▸ To do: Write out the listing below again, precisely as it is given.

▸ Input material:
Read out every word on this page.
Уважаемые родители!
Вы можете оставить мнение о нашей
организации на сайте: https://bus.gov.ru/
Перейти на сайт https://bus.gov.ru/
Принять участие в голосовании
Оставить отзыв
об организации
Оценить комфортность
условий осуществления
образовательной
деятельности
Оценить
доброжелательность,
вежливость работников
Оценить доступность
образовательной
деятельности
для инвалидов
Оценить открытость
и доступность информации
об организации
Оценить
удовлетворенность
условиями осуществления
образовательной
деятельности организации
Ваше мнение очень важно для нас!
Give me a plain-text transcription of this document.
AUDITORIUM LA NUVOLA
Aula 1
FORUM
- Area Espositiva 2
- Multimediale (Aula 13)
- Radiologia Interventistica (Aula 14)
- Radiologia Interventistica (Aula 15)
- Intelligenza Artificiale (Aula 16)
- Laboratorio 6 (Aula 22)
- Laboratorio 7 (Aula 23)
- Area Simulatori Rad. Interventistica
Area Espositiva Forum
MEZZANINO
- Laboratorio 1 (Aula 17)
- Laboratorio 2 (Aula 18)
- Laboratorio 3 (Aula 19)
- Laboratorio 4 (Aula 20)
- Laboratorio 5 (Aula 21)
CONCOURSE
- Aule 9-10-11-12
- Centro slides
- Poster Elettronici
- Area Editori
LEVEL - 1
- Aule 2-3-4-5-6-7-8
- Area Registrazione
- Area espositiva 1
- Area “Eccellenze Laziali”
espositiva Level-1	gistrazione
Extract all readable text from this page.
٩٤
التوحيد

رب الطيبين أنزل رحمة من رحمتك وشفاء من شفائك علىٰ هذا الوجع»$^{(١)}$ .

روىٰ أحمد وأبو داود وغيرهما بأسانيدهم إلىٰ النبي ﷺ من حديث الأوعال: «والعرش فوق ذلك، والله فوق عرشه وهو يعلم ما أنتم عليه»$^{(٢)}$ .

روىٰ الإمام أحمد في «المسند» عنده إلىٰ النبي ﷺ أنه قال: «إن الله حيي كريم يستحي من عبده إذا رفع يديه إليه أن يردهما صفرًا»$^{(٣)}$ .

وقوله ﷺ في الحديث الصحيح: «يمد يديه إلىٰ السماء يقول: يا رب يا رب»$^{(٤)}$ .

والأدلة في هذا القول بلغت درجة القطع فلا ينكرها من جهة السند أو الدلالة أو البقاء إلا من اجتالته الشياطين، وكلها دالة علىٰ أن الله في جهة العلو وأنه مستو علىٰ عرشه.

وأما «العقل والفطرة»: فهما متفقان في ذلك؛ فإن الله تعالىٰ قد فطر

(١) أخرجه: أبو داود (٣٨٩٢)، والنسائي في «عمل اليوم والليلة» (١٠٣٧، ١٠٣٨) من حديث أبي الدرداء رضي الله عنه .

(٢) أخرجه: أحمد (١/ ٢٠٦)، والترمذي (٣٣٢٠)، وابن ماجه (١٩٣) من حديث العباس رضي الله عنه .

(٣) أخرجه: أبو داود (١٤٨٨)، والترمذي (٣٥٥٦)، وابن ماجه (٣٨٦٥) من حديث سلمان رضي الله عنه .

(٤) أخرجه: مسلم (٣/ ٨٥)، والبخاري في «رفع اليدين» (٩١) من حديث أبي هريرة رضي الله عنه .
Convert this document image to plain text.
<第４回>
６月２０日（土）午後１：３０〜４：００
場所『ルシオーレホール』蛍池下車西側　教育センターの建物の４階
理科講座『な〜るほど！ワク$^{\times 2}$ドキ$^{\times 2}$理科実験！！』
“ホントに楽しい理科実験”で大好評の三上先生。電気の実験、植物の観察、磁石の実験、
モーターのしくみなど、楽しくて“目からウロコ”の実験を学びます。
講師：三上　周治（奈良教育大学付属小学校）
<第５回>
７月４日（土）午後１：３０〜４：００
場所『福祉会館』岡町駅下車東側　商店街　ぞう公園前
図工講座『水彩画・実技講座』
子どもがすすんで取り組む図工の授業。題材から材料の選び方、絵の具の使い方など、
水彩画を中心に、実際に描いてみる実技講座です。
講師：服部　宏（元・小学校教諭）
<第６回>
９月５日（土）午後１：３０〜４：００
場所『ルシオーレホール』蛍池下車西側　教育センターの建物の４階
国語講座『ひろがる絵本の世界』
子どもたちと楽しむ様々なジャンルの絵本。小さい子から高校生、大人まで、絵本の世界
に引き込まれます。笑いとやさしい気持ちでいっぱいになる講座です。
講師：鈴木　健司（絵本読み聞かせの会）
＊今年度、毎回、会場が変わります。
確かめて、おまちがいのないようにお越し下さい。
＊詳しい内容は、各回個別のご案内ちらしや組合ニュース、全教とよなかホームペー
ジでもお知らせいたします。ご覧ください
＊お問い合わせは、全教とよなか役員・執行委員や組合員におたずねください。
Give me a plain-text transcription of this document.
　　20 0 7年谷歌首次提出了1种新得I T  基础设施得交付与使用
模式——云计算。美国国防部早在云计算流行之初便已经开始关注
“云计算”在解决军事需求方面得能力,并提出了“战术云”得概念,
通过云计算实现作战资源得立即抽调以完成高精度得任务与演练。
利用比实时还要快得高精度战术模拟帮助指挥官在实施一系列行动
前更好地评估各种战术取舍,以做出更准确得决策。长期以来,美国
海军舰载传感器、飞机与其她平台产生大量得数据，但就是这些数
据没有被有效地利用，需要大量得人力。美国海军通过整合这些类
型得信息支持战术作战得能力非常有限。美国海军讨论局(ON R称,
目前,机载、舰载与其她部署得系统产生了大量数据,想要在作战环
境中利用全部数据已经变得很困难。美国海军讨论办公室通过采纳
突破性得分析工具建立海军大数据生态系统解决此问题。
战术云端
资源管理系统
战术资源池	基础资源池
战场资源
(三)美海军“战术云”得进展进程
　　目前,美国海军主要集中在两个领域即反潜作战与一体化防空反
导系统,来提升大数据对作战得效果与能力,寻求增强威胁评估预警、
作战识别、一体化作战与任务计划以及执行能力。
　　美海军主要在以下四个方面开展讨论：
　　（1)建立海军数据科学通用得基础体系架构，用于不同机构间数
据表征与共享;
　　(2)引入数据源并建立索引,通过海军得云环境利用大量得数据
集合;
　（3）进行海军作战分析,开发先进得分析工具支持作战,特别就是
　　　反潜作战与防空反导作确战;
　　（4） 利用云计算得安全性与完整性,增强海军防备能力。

▸ Problem solution:
Read out every word on this page.
Уважаемые родители!
Вы можете оставить мнение о нашей
организации на сайте: https://bus.gov.ru/
Перейти на сайт https://bus.gov.ru/
Принять участие в голосовании
Оставить отзыв
об организации
Оценить комфортность
условий осуществления
образовательной
деятельности
Оценить
доброжелательность,
вежливость работников
Оценить доступность
образовательной
деятельности
для инвалидов
Оценить открытость
и доступность информации
об организации
Оценить
удовлетворенность
условиями осуществления
образовательной
деятельности организации
Ваше мнение очень важно для нас!
Give me a plain-text transcription of this document.
AUDITORIUM LA NUVOLA
Aula 1
FORUM
- Area Espositiva 2
- Multimediale (Aula 13)
- Radiologia Interventistica (Aula 14)
- Radiologia Interventistica (Aula 15)
- Intelligenza Artificiale (Aula 16)
- Laboratorio 6 (Aula 22)
- Laboratorio 7 (Aula 23)
- Area Simulatori Rad. Interventistica
Area Espositiva Forum
MEZZANINO
- Laboratorio 1 (Aula 17)
- Laboratorio 2 (Aula 18)
- Laboratorio 3 (Aula 19)
- Laboratorio 4 (Aula 20)
- Laboratorio 5 (Aula 21)
CONCOURSE
- Aule 9-10-11-12
- Centro slides
- Poster Elettronici
- Area Editori
LEVEL - 1
- Aule 2-3-4-5-6-7-8
- Area Registrazione
- Area espositiva 1
- Area “Eccellenze Laziali”
espositiva Level-1	gistrazione
Extract all readable text from this page.
٩٤
التوحيد

رب الطيبين أنزل رحمة من رحمتك وشفاء من شفائك علىٰ هذا الوجع»$^{(١)}$ .

روىٰ أحمد وأبو داود وغيرهما بأسانيدهم إلىٰ النبي ﷺ من حديث الأوعال: «والعرش فوق ذلك، والله فوق عرشه وهو يعلم ما أنتم عليه»$^{(٢)}$ .

روىٰ الإمام أحمد في «المسند» عنده إلىٰ النبي ﷺ أنه قال: «إن الله حيي كريم يستحي من عبده إذا رفع يديه إليه أن يردهما صفرًا»$^{(٣)}$ .

وقوله ﷺ في الحديث الصحيح: «يمد يديه إلىٰ السماء يقول: يا رب يا رب»$^{(٤)}$ .

والأدلة في هذا القول بلغت درجة القطع فلا ينكرها من جهة السند أو الدلالة أو البقاء إلا من اجتالته الشياطين، وكلها دالة علىٰ أن الله في جهة العلو وأنه مستو علىٰ عرشه.

وأما «العقل والفطرة»: فهما متفقان في ذلك؛ فإن الله تعالىٰ قد فطر

(١) أخرجه: أبو داود (٣٨٩٢)، والنسائي في «عمل اليوم والليلة» (١٠٣٧، ١٠٣٨) من حديث أبي الدرداء رضي الله عنه .

(٢) أخرجه: أحمد (١/ ٢٠٦)، والترمذي (٣٣٢٠)، وابن ماجه (١٩٣) من حديث العباس رضي الله عنه .

(٣) أخرجه: أبو داود (١٤٨٨)، والترمذي (٣٥٥٦)، وابن ماجه (٣٨٦٥) من حديث سلمان رضي الله عنه .

(٤) أخرجه: مسلم (٣/ ٨٥)، والبخاري في «رفع اليدين» (٩١) من حديث أبي هريرة رضي الله عنه .
Convert this document image to plain text.
<第４回>
６月２０日（土）午後１：３０〜４：００
場所『ルシオーレホール』蛍池下車西側　教育センターの建物の４階
理科講座『な〜るほど！ワク$^{\times 2}$ドキ$^{\times 2}$理科実験！！』
“ホントに楽しい理科実験”で大好評の三上先生。電気の実験、植物の観察、磁石の実験、
モーターのしくみなど、楽しくて“目からウロコ”の実験を学びます。
講師：三上　周治（奈良教育大学付属小学校）
<第５回>
７月４日（土）午後１：３０〜４：００
場所『福祉会館』岡町駅下車東側　商店街　ぞう公園前
図工講座『水彩画・実技講座』
子どもがすすんで取り組む図工の授業。題材から材料の選び方、絵の具の使い方など、
水彩画を中心に、実際に描いてみる実技講座です。
講師：服部　宏（元・小学校教諭）
<第６回>
９月５日（土）午後１：３０〜４：００
場所『ルシオーレホール』蛍池下車西側　教育センターの建物の４階
国語講座『ひろがる絵本の世界』
子どもたちと楽しむ様々なジャンルの絵本。小さい子から高校生、大人まで、絵本の世界
に引き込まれます。笑いとやさしい気持ちでいっぱいになる講座です。
講師：鈴木　健司（絵本読み聞かせの会）
＊今年度、毎回、会場が変わります。
確かめて、おまちがいのないようにお越し下さい。
＊詳しい内容は、各回個別のご案内ちらしや組合ニュース、全教とよなかホームペー
ジでもお知らせいたします。ご覧ください
＊お問い合わせは、全教とよなか役員・執行委員や組合員におたずねください。
Give me a plain-text transcription of this document.
　　20 0 7年谷歌首次提出了1种新得I T  基础设施得交付与使用
模式——云计算。美国国防部早在云计算流行之初便已经开始关注
“云计算”在解决军事需求方面得能力,并提出了“战术云”得概念,
通过云计算实现作战资源得立即抽调以完成高精度得任务与演练。
利用比实时还要快得高精度战术模拟帮助指挥官在实施一系列行动
前更好地评估各种战术取舍,以做出更准确得决策。长期以来,美国
海军舰载传感器、飞机与其她平台产生大量得数据，但就是这些数
据没有被有效地利用，需要大量得人力。美国海军通过整合这些类
型得信息支持战术作战得能力非常有限。美国海军讨论局(ON R称,
目前,机载、舰载与其她部署得系统产生了大量数据,想要在作战环
境中利用全部数据已经变得很困难。美国海军讨论办公室通过采纳
突破性得分析工具建立海军大数据生态系统解决此问题。
战术云端
资源管理系统
战术资源池	基础资源池
战场资源
(三)美海军“战术云”得进展进程
　　目前,美国海军主要集中在两个领域即反潜作战与一体化防空反
导系统,来提升大数据对作战得效果与能力,寻求增强威胁评估预警、
作战识别、一体化作战与任务计划以及执行能力。
　　美海军主要在以下四个方面开展讨论：
　　（1)建立海军数据科学通用得基础体系架构，用于不同机构间数
据表征与共享;
　　(2)引入数据源并建立索引,通过海军得云环境利用大量得数据
集合;
　（3）进行海军作战分析,开发先进得分析工具支持作战,特别就是
　　　反潜作战与防空反导作确战;
　　（4） 利用云计算得安全性与完整性,增强海军防备能力。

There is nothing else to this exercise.